__YOUR GOAL__. Locate all lines with the word "this". Copy them.

=======

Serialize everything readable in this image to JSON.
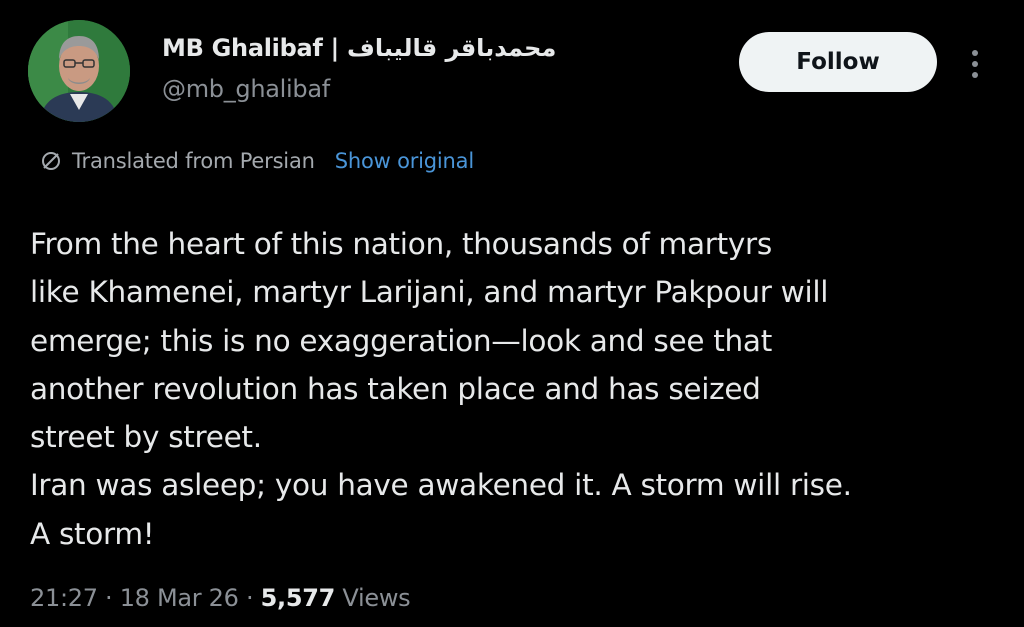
{
  "author": {
    "display_name": "MB Ghalibaf",
    "separator": "|",
    "persian_name": "محمدباقر قالیباف",
    "handle": "@mb_ghalibaf"
  },
  "actions": {
    "follow_label": "Follow"
  },
  "translation": {
    "notice": "Translated from Persian",
    "show_original_label": "Show original"
  },
  "tweet": {
    "lines": [
      "From the heart of this nation, thousands of martyrs",
      "like Khamenei, martyr Larijani, and martyr Pakpour will",
      "emerge; this is no exaggeration—look and see that",
      "another revolution has taken place and has seized",
      "street by street.",
      "Iran was asleep; you have awakened it. A storm will rise.",
      "A storm!"
    ]
  },
  "meta": {
    "time": "21:27",
    "dot": "·",
    "date": "18 Mar 26",
    "views_count": "5,577",
    "views_label": "Views"
  },
  "colors": {
    "background": "#000000",
    "text_primary": "#e7e9ea",
    "text_secondary": "#8b9096",
    "link": "#4a95d8",
    "follow_bg": "#eff3f4"
  },
  "icons": {
    "translate": "translate-icon",
    "more": "more-dots-icon"
  }
}
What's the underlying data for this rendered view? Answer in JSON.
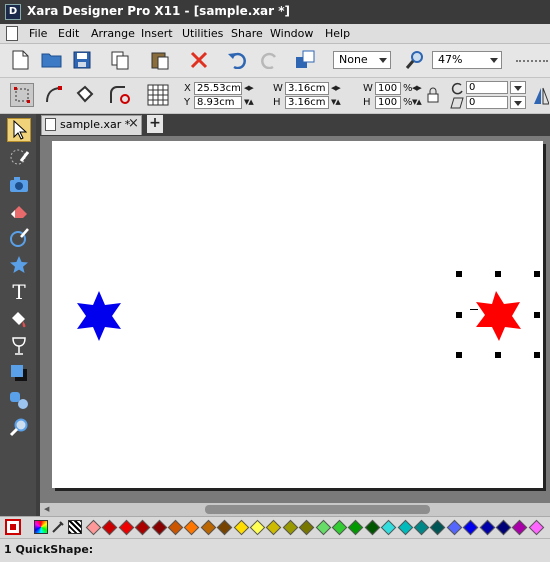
{
  "window": {
    "app_icon_letter": "D",
    "title": "Xara Designer Pro X11 - [sample.xar *]"
  },
  "menu": [
    "File",
    "Edit",
    "Arrange",
    "Insert",
    "Utilities",
    "Share",
    "Window",
    "Help"
  ],
  "toolbar": {
    "quality_value": "None",
    "zoom_value": "47%"
  },
  "infobar": {
    "x_label": "X",
    "x_value": "25.53cm",
    "y_label": "Y",
    "y_value": "8.93cm",
    "w_label": "W",
    "w_value": "3.16cm",
    "h_label": "H",
    "h_value": "3.16cm",
    "sw_label": "W",
    "sw_value": "100",
    "sh_label": "H",
    "sh_value": "100",
    "pct1": "%",
    "pct2": "%",
    "rotate_value": "0",
    "skew_value": "0"
  },
  "tabs": {
    "doc_tab": "sample.xar *",
    "close": "×",
    "add": "+"
  },
  "canvas": {
    "shapes": [
      {
        "kind": "star6",
        "color": "#0000ee"
      },
      {
        "kind": "star6",
        "color": "#ff0000",
        "selected": true
      }
    ]
  },
  "palette": {
    "colors": [
      "#ff9999",
      "#cc0000",
      "#ee0000",
      "#aa0000",
      "#880000",
      "#cc5500",
      "#ff7700",
      "#bb6600",
      "#774400",
      "#ffdd00",
      "#ffff55",
      "#ccbb00",
      "#999900",
      "#777700",
      "#66dd66",
      "#33cc33",
      "#009900",
      "#005500",
      "#33dddd",
      "#00bbbb",
      "#008888",
      "#005555",
      "#5566ff",
      "#0000ee",
      "#0000aa",
      "#000077",
      "#aa00aa",
      "#ff66ff"
    ]
  },
  "status": {
    "text": "1 QuickShape:"
  },
  "colors": {
    "title_bg": "#3a3a3a",
    "page_bg": "#ffffff",
    "canvas_bg": "#7a7a7a"
  }
}
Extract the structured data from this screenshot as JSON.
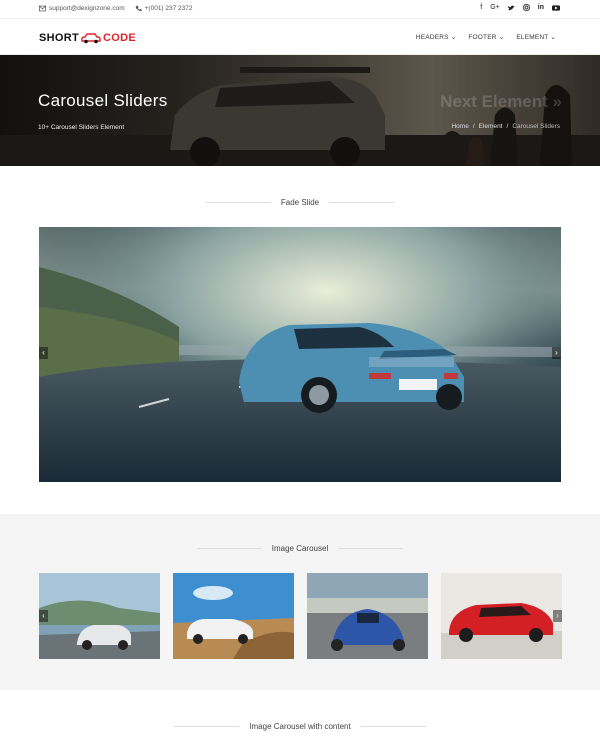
{
  "topbar": {
    "email": "support@dexignzone.com",
    "phone": "+(001) 237 2372",
    "social": [
      "facebook-icon",
      "google-plus-icon",
      "twitter-icon",
      "instagram-icon",
      "linkedin-icon",
      "youtube-icon"
    ]
  },
  "nav": {
    "logo_short": "SHORT",
    "logo_code": "CODE",
    "menu": [
      "HEADERS",
      "FOOTER",
      "ELEMENT"
    ]
  },
  "hero": {
    "title": "Carousel Sliders",
    "subtitle": "10+ Carousel Sliders Element",
    "next": "Next Element »",
    "breadcrumbs": [
      "Home",
      "Element",
      "Carousel Sliders"
    ]
  },
  "sections": {
    "fade_slide": "Fade Slide",
    "image_carousel": "Image Carousel",
    "image_carousel_content": "Image Carousel with content"
  },
  "colors": {
    "accent": "#e0242b",
    "band": "#f5f5f5"
  }
}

=======

__ANSWER__.
Serialize everything readable in this image to JSON.
      "From the heart of this nation, thousands of martyrs",
      "emerge; this is no exaggeration—look and see that",
What's the underlying data for this rendered view? Answer in JSON.
Extract the structured data from this screenshot as JSON.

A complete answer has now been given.